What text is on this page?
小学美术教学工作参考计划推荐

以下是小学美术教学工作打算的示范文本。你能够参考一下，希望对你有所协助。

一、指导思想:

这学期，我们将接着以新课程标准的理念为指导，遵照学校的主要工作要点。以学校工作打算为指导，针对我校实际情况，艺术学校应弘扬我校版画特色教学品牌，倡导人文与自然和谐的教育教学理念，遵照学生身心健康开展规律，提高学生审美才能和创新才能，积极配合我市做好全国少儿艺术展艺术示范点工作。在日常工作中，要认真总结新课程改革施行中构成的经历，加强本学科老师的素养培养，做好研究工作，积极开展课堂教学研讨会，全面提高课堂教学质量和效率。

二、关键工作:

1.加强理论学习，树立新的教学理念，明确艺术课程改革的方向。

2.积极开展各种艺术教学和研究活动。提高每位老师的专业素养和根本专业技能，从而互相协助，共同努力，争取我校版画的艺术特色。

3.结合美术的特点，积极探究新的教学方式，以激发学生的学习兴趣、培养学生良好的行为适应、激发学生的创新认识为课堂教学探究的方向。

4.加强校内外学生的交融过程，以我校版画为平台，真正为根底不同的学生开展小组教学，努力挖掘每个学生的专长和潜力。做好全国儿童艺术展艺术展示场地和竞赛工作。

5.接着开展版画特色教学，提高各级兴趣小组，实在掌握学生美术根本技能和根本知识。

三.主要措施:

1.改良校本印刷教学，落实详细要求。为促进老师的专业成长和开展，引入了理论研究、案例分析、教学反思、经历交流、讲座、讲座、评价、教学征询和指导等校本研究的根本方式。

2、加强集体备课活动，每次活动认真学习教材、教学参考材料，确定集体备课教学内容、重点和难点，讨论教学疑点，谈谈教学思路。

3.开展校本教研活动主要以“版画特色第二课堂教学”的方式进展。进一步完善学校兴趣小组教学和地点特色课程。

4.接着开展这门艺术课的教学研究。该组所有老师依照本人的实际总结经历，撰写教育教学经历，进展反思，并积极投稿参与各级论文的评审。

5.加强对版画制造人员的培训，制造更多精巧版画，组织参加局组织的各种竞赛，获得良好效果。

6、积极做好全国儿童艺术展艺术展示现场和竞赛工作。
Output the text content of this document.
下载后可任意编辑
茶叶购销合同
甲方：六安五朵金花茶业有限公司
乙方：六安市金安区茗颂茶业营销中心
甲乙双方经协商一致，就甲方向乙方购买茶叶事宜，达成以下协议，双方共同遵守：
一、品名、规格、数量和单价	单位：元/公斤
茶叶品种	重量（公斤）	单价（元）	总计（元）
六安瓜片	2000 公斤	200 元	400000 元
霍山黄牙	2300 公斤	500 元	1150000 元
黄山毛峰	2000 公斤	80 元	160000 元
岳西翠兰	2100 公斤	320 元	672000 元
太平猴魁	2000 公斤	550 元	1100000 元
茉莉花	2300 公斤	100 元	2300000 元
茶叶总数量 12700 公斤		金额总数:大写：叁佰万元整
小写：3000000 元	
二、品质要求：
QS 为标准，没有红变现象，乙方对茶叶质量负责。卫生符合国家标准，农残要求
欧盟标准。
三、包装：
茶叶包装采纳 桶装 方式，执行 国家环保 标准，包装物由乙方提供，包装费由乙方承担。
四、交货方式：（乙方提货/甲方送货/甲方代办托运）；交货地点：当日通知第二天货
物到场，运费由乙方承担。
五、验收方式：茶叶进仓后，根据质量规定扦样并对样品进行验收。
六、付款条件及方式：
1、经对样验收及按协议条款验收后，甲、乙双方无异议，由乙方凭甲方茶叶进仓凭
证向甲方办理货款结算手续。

● **Problem statement**
Produce an exact copy of all the records.

● **Task result**
What text is on this page?
小学美术教学工作参考计划推荐

以下是小学美术教学工作打算的示范文本。你能够参考一下，希望对你有所协助。

一、指导思想:

这学期，我们将接着以新课程标准的理念为指导，遵照学校的主要工作要点。以学校工作打算为指导，针对我校实际情况，艺术学校应弘扬我校版画特色教学品牌，倡导人文与自然和谐的教育教学理念，遵照学生身心健康开展规律，提高学生审美才能和创新才能，积极配合我市做好全国少儿艺术展艺术示范点工作。在日常工作中，要认真总结新课程改革施行中构成的经历，加强本学科老师的素养培养，做好研究工作，积极开展课堂教学研讨会，全面提高课堂教学质量和效率。

二、关键工作:

1.加强理论学习，树立新的教学理念，明确艺术课程改革的方向。

2.积极开展各种艺术教学和研究活动。提高每位老师的专业素养和根本专业技能，从而互相协助，共同努力，争取我校版画的艺术特色。

3.结合美术的特点，积极探究新的教学方式，以激发学生的学习兴趣、培养学生良好的行为适应、激发学生的创新认识为课堂教学探究的方向。

4.加强校内外学生的交融过程，以我校版画为平台，真正为根底不同的学生开展小组教学，努力挖掘每个学生的专长和潜力。做好全国儿童艺术展艺术展示场地和竞赛工作。

5.接着开展版画特色教学，提高各级兴趣小组，实在掌握学生美术根本技能和根本知识。

三.主要措施:

1.改良校本印刷教学，落实详细要求。为促进老师的专业成长和开展，引入了理论研究、案例分析、教学反思、经历交流、讲座、讲座、评价、教学征询和指导等校本研究的根本方式。

2、加强集体备课活动，每次活动认真学习教材、教学参考材料，确定集体备课教学内容、重点和难点，讨论教学疑点，谈谈教学思路。

3.开展校本教研活动主要以“版画特色第二课堂教学”的方式进展。进一步完善学校兴趣小组教学和地点特色课程。

4.接着开展这门艺术课的教学研究。该组所有老师依照本人的实际总结经历，撰写教育教学经历，进展反思，并积极投稿参与各级论文的评审。

5.加强对版画制造人员的培训，制造更多精巧版画，组织参加局组织的各种竞赛，获得良好效果。

6、积极做好全国儿童艺术展艺术展示现场和竞赛工作。
Output the text content of this document.
下载后可任意编辑
茶叶购销合同
甲方：六安五朵金花茶业有限公司
乙方：六安市金安区茗颂茶业营销中心
甲乙双方经协商一致，就甲方向乙方购买茶叶事宜，达成以下协议，双方共同遵守：
一、品名、规格、数量和单价	单位：元/公斤
茶叶品种	重量（公斤）	单价（元）	总计（元）
六安瓜片	2000 公斤	200 元	400000 元
霍山黄牙	2300 公斤	500 元	1150000 元
黄山毛峰	2000 公斤	80 元	160000 元
岳西翠兰	2100 公斤	320 元	672000 元
太平猴魁	2000 公斤	550 元	1100000 元
茉莉花	2300 公斤	100 元	2300000 元
茶叶总数量 12700 公斤		金额总数:大写：叁佰万元整
小写：3000000 元	
二、品质要求：
QS 为标准，没有红变现象，乙方对茶叶质量负责。卫生符合国家标准，农残要求
欧盟标准。
三、包装：
茶叶包装采纳 桶装 方式，执行 国家环保 标准，包装物由乙方提供，包装费由乙方承担。
四、交货方式：（乙方提货/甲方送货/甲方代办托运）；交货地点：当日通知第二天货
物到场，运费由乙方承担。
五、验收方式：茶叶进仓后，根据质量规定扦样并对样品进行验收。
六、付款条件及方式：
1、经对样验收及按协议条款验收后，甲、乙双方无异议，由乙方凭甲方茶叶进仓凭
证向甲方办理货款结算手续。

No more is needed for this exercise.